Khao niao mamuang (ข้าวเหนียวมะม่วง), which translates to mango sticky rice, is a traditional Thai dessert that typically consists of sticky rice cooked with coconut milk and served with fresh sliced mangoes on top. Optional toppings for mango sticky rice include roasted mung beans and toasted sesame seeds, which can be sprinkled on top for added crunch and flavor. In Central Thailand, coconut milk is a primary ingredient due to the abundance of coconut trees in these regions. However, in the colder Northern region, where it can be challenging to obtain fresh coconuts, the use of coconut milk is less common. Khao niao moon, a glutinous rice mixed with coconut milk, is commonly used in Central Thailand for desserts like mango sticky rice, while in Northern and Northeastern Thailand, plain sticky rice is more commonly used as a staple food and eaten with one's hands, without the addition of coconut.

The exact origin of mango sticky rice in Thailand it is believed to date back to the late Ayutthaya period. A written record from that era describes a fondness for sweet dishes, including a mention of ok rong mango, which is a cultivar native to Thailand. During King Chulalongkorn's reign, khao niao moon was consumed alongside ripe mango. Although mango sticky rice is said to have originated in Thailand, it has spread to many other Southeast and South Asian countries.

Mango sticky rice is a common street food in Thailand and is popular among foreign tourists in Thailand. It is usually eaten during the peak mango season of April and May. Common sweet mango cultivars, such as Nam Dok Mai or Ok rong, are combined with glutinous rice sweetened with coconut milk, and served warm.

▶ Your goal
Reproduce the passage on mango sticky rice verbatim, from "The exact origin" to "South Asian countries.".

▶ Dataset extract
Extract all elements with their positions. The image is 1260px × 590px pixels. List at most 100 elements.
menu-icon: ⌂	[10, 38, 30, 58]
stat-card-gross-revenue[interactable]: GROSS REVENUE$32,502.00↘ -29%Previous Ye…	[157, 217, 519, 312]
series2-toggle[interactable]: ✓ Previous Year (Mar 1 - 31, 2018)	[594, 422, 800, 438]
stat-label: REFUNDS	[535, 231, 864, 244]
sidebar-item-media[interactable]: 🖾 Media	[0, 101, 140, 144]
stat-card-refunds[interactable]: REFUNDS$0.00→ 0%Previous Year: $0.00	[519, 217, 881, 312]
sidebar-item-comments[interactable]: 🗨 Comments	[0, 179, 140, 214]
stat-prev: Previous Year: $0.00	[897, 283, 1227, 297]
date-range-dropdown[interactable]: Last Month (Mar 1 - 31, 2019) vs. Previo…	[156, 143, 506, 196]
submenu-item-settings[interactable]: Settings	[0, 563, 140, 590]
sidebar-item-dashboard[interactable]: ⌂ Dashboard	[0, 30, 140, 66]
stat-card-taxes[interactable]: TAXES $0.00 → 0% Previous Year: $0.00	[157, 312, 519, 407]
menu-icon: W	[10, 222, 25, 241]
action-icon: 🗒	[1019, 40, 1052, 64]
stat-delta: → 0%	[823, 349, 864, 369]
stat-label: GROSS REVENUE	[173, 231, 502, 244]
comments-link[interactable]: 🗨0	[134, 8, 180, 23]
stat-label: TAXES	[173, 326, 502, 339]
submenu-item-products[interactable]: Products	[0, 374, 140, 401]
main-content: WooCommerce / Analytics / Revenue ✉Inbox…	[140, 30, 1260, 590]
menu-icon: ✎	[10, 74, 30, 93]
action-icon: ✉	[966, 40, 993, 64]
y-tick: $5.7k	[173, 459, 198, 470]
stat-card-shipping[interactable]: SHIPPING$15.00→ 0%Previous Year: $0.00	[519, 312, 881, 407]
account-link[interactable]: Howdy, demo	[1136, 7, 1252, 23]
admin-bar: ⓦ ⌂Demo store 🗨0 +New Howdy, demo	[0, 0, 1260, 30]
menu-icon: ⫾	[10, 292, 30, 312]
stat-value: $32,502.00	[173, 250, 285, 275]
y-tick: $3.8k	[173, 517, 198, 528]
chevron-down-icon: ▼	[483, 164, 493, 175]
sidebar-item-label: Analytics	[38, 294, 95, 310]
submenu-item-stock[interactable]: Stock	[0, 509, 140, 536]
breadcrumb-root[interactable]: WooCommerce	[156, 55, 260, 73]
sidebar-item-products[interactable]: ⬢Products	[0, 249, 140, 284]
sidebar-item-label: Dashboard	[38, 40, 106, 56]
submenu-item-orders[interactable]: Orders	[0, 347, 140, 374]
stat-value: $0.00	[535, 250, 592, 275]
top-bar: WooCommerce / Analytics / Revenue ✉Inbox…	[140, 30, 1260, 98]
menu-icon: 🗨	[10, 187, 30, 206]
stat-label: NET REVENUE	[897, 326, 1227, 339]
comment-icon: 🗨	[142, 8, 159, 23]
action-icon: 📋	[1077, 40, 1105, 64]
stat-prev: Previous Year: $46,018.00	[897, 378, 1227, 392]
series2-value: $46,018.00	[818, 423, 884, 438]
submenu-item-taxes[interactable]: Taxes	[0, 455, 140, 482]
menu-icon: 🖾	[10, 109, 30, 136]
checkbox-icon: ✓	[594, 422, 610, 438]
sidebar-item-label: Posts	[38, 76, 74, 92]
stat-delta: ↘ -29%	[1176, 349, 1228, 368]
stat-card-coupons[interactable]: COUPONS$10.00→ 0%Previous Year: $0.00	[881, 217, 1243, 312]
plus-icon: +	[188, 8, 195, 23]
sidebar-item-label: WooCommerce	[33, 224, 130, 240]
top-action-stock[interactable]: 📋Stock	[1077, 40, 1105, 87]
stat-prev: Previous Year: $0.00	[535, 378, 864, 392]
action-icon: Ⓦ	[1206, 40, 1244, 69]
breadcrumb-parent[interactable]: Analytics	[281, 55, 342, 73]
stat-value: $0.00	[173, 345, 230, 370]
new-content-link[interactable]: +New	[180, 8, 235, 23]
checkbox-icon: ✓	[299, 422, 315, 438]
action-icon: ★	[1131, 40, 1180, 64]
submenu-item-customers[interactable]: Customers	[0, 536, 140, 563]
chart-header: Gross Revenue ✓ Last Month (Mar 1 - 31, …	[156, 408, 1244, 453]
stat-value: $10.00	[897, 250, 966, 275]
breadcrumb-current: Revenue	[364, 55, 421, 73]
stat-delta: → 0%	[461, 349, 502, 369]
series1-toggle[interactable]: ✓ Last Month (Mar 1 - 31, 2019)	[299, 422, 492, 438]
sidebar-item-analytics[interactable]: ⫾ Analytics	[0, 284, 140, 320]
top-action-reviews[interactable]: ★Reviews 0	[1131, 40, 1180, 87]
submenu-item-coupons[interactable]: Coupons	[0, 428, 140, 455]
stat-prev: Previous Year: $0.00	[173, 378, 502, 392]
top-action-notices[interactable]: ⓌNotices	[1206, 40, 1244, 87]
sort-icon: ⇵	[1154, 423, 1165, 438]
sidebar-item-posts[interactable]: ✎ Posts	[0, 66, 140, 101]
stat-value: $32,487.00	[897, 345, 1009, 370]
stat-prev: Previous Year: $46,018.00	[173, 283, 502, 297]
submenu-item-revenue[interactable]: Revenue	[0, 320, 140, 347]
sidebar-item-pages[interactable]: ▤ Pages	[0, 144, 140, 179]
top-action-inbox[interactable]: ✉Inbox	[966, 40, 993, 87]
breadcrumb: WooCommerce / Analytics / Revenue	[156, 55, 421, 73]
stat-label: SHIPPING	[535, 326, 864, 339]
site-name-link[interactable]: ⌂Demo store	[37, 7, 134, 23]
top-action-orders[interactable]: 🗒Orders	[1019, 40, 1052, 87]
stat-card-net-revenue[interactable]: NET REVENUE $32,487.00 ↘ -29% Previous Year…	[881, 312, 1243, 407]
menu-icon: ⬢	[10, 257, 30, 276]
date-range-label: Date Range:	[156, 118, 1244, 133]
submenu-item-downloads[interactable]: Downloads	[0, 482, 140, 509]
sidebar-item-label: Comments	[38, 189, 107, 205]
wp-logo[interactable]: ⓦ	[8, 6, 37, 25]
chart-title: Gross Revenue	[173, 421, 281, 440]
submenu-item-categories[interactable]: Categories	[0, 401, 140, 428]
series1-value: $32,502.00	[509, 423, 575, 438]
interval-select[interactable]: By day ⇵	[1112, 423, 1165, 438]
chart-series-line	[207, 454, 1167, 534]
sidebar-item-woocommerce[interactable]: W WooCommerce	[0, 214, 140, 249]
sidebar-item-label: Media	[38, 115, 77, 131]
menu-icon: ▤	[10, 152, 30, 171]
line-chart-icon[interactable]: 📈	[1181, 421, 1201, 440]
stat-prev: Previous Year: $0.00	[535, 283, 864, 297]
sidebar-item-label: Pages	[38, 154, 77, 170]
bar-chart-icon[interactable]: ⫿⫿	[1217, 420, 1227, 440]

▶ Worked solution
The exact origin of mango sticky rice in Thailand it is believed to date back to the late Ayutthaya period. A written record from that era describes a fondness for sweet dishes, including a mention of ok rong mango, which is a cultivar native to Thailand. During King Chulalongkorn's reign, khao niao moon was consumed alongside ripe mango. Although mango sticky rice is said to have originated in Thailand, it has spread to many other Southeast and South Asian countries.